[Given problem]: Return each line of the data below verbatim; pictures are to be left out.

[Material for this task]:
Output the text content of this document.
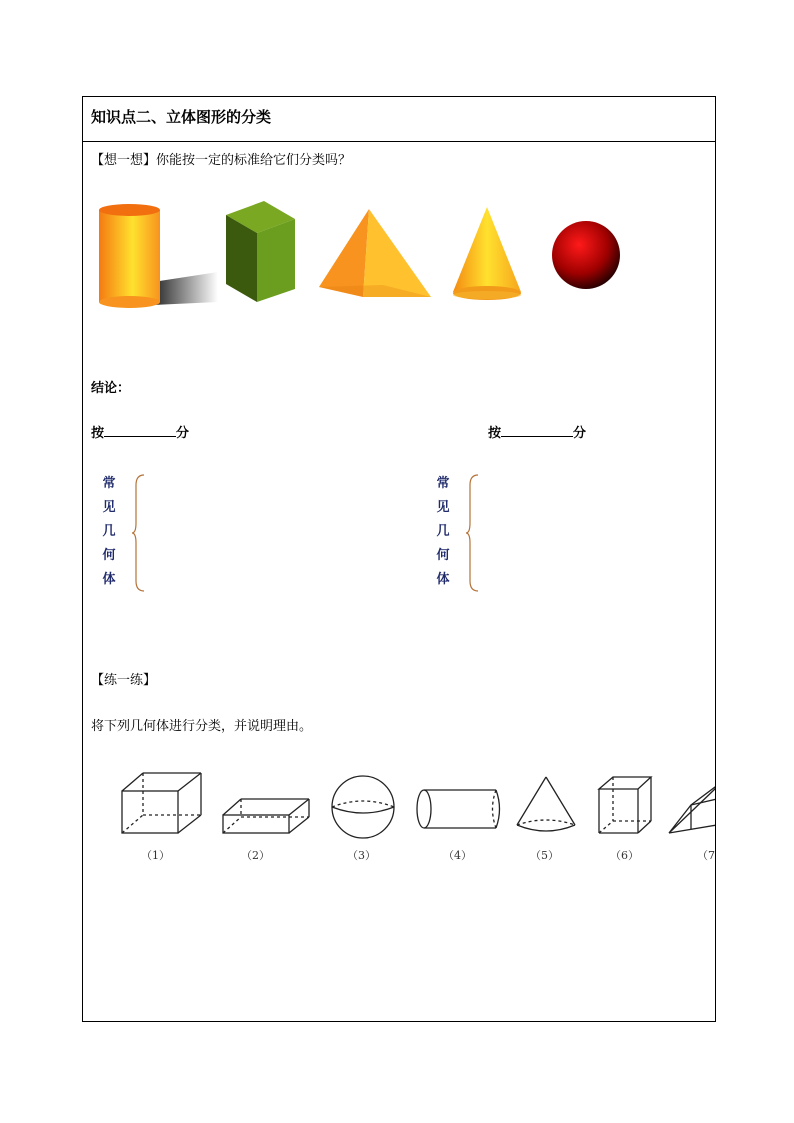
知识点二、立体图形的分类
【想一想】你能按一定的标准给它们分类吗？
结论：
按	分	按	分
常
见
几
何
体
常
见
几
何
体
【练一练】
将下列几何体进行分类，并说明理由。
（1）	（2）	（3）	（4）	（5）	（6）	（7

[Written answer]:
Output the text content of this document.
知识点二、立体图形的分类
【想一想】你能按一定的标准给它们分类吗？
结论：
按	分	按	分
常
见
几
何
体
常
见
几
何
体
【练一练】
将下列几何体进行分类，并说明理由。
（1）	（2）	（3）	（4）	（5）	（6）	（7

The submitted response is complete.